(Recorded data)
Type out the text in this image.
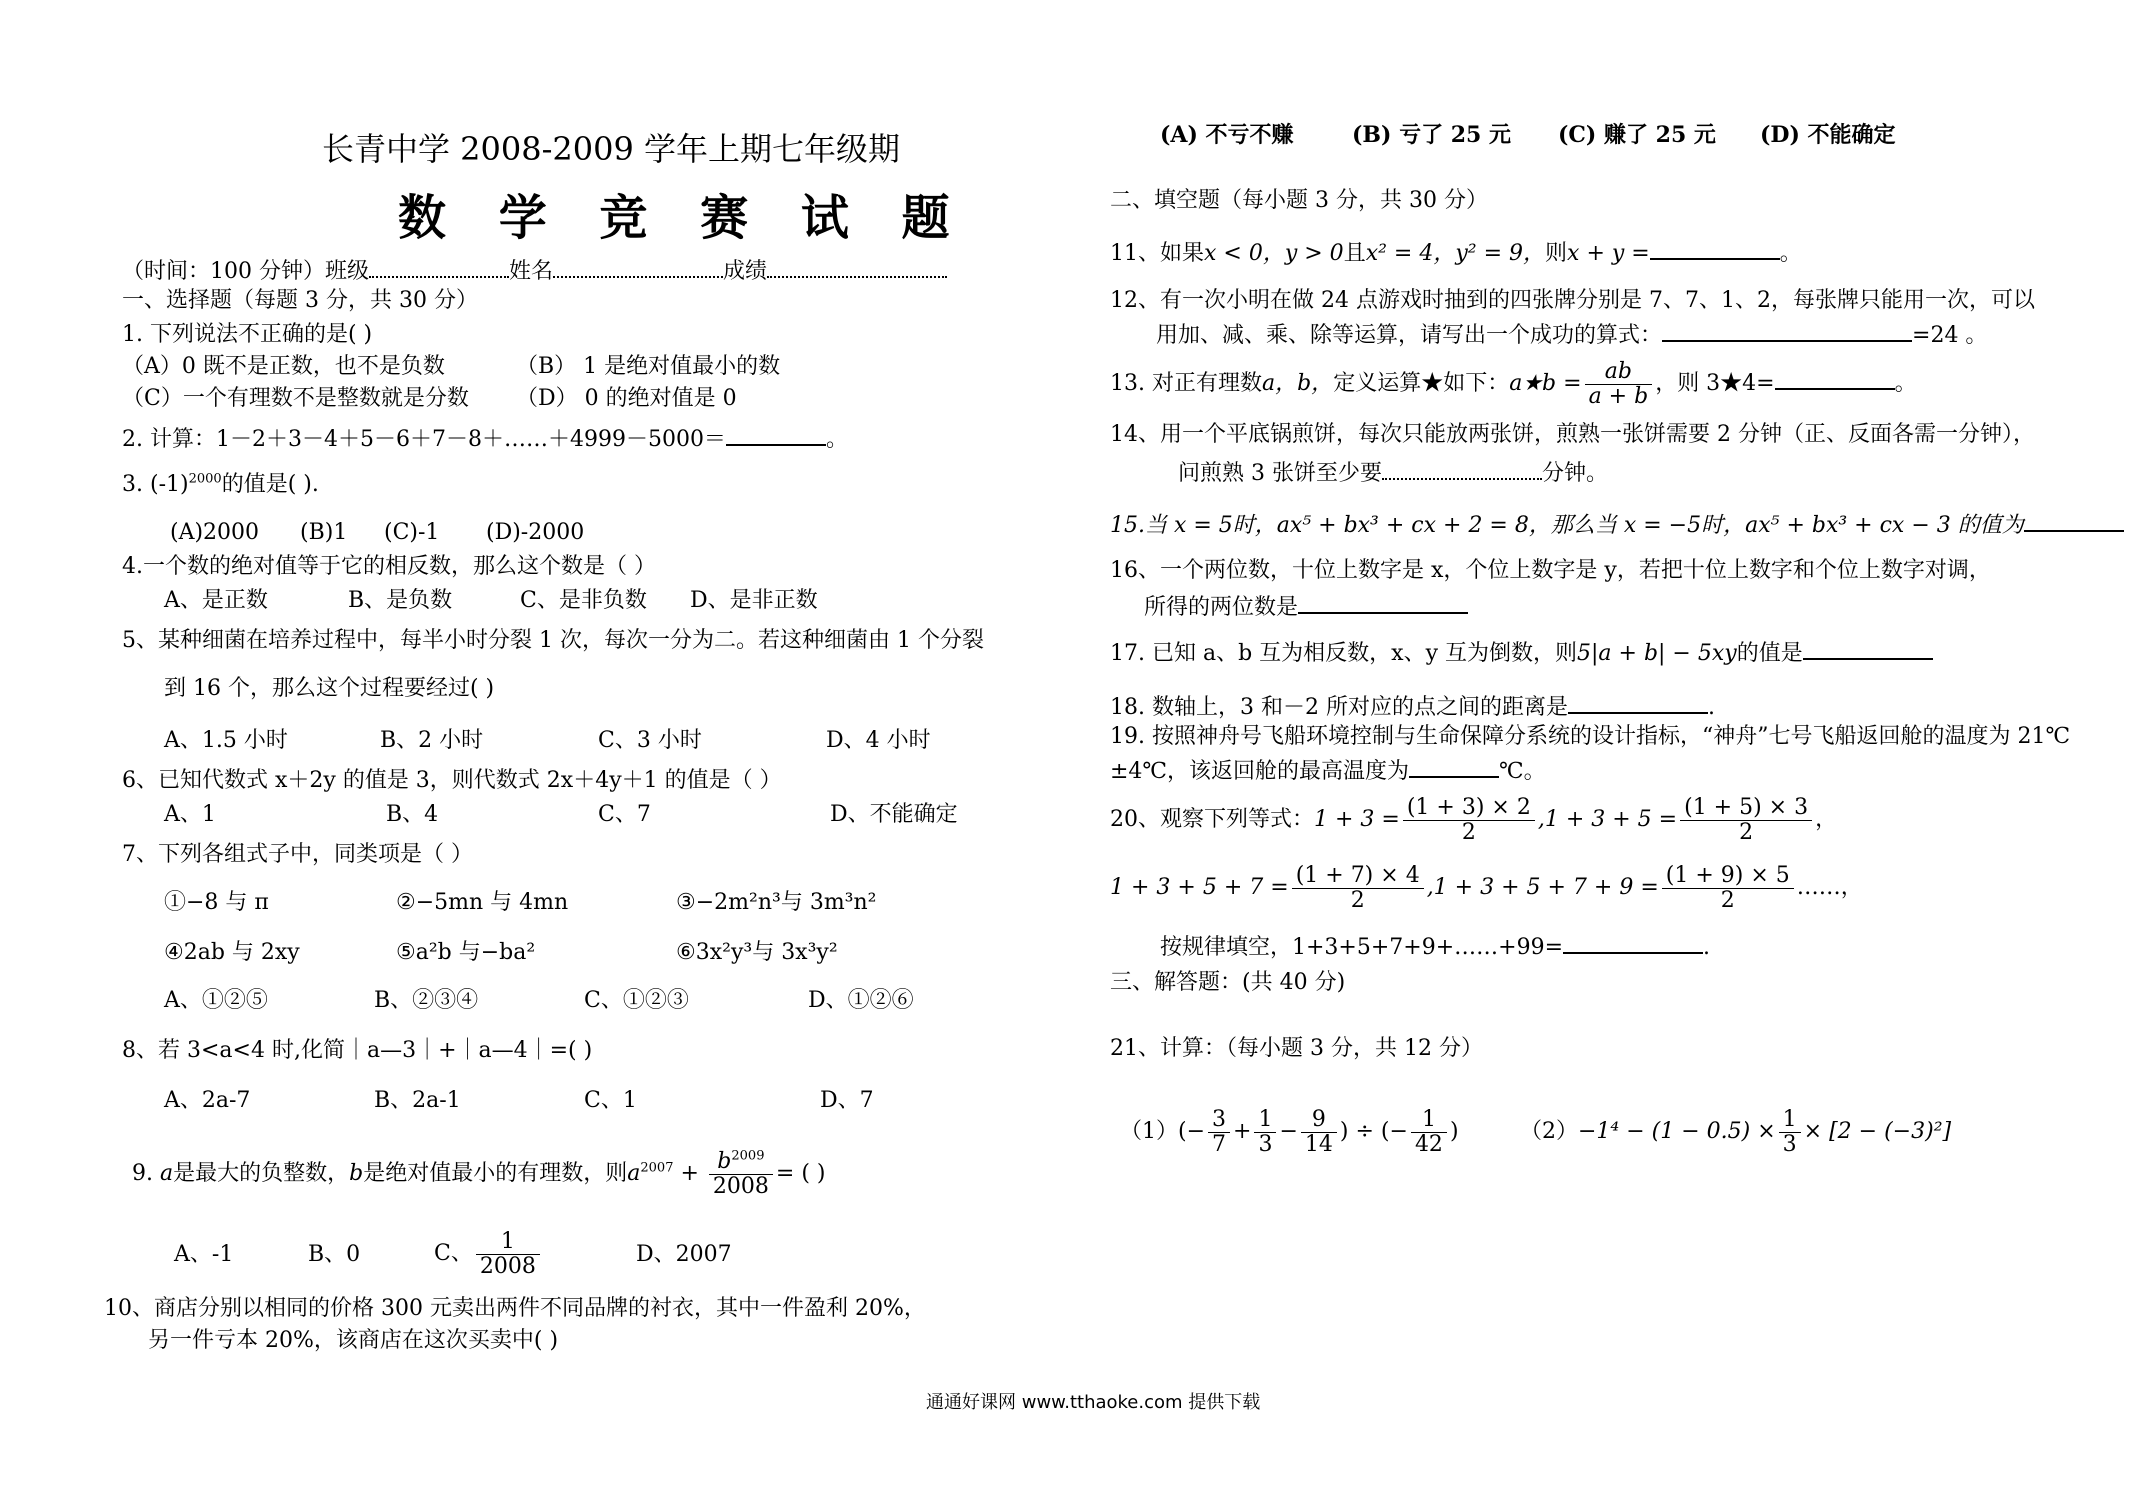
长青中学 2008-2009 学年上期七年级期
数 学 竞 赛 试 题
（时间：100 分钟）班级	姓名	成绩
一、选择题（每题 3 分，共 30 分）
1. 下列说法不正确的是( )
（A）0 既不是正数，也不是负数	（B） 1 是绝对值最小的数
（C）一个有理数不是整数就是分数 （D） 0 的绝对值是 0
2. 计算：1－2＋3－4＋5－6＋7－8＋……＋4999－5000＝	。
3. $(-1)^{2000}$的值是( ).
(A)2000 (B)1 (C)-1 (D)-2000
4.一个数的绝对值等于它的相反数，那么这个数是（ ）
A、是正数	B、是负数	C、是非负数 D、是非正数
5、某种细菌在培养过程中，每半小时分裂 1 次，每次一分为二。若这种细菌由 1 个分裂
到 16 个，那么这个过程要经过( )
A、1.5 小时	B、2 小时	C、3 小时	D、4 小时
6、已知代数式 x＋2y 的值是 3，则代数式 2x＋4y＋1 的值是（ ）
A、1	B、4	C、7	D、不能确定
7、下列各组式子中，同类项是（ ）
①−8 与 π	②−5mn 与 4mn	③−2m²n³与 3m³n²
④2ab 与 2xy	⑤a²b 与−ba²	⑥3x²y³与 3x³y²
A、①②⑤	B、②③④	C、①②③	D、①②⑥
8、若 3<a<4 时,化简｜a—3｜+｜a—4｜=( )
A、2a-7	B、2a-1	C、1	D、7
9. a是最大的负整数，b是绝对值最小的有理数，则$a^{2007} + \frac{b^{2009}}{2008}$ = ( )
A、-1	B、0	C、 $\frac{1}{2008}$	D、2007
10、商店分别以相同的价格 300 元卖出两件不同品牌的衬衣，其中一件盈利 20%，
另一件亏本 20%，该商店在这次买卖中( )
(A) 不亏不赚	(B) 亏了 25 元 (C) 赚了 25 元 (D) 不能确定
二、填空题（每小题 3 分，共 30 分）
11、如果x < 0，y > 0且x² = 4，y² = 9，则x + y =	。
12、有一次小明在做 24 点游戏时抽到的四张牌分别是 7、7、1、2，每张牌只能用一次，可以
用加、减、乘、除等运算，请写出一个成功的算式：	=24 。
13. 对正有理数a，b，定义运算★如下：a★b = $\frac{ab}{a + b}$ ，则 3★4=	。
14、用一个平底锅煎饼，每次只能放两张饼，煎熟一张饼需要 2 分钟（正、反面各需一分钟），
问煎熟 3 张饼至少要	分钟。
15.当 x = 5时，ax⁵ + bx³ + cx + 2 = 8，那么当 x = −5时，ax⁵ + bx³ + cx − 3 的值为
16、一个两位数，十位上数字是 x，个位上数字是 y，若把十位上数字和个位上数字对调，
所得的两位数是
17. 已知 a、b 互为相反数，x、y 互为倒数，则5|a + b| − 5xy的值是
18. 数轴上，3 和－2 所对应的点之间的距离是	.
19. 按照神舟号飞船环境控制与生命保障分系统的设计指标，“神舟”七号飞船返回舱的温度为 21℃
±4℃，该返回舱的最高温度为	℃。
20、观察下列等式：$1 + 3 = \frac{(1 + 3) \times 2}{2} ,1 + 3 + 5 = \frac{(1 + 5) \times 3}{2}$ ，
$1 + 3 + 5 + 7 = \frac{(1 + 7) \times 4}{2} ,1 + 3 + 5 + 7 + 9 = \frac{(1 + 9) \times 5}{2}$ ……，
按规律填空，1+3+5+7+9+……+99=	.
三、解答题：(共 40 分)
21、计算：（每小题 3 分，共 12 分）
$(1)(- \frac{3}{7} + \frac{1}{3} - \frac{9}{14}$ ) ÷ (− $\frac{1}{42}$ )	$(2)-1^4 - (1 - 0.5) \times \frac{1}{3} \times [2 - (-3)^2]$
通通好课网 www.tthaoke.com 提供下载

**Prompt**:
Copy all lines of the listing above that contain the string "不能确定".

**Final answer**:
A、1	B、4	C、7	D、不能确定
(A) 不亏不赚	(B) 亏了 25 元 (C) 赚了 25 元 (D) 不能确定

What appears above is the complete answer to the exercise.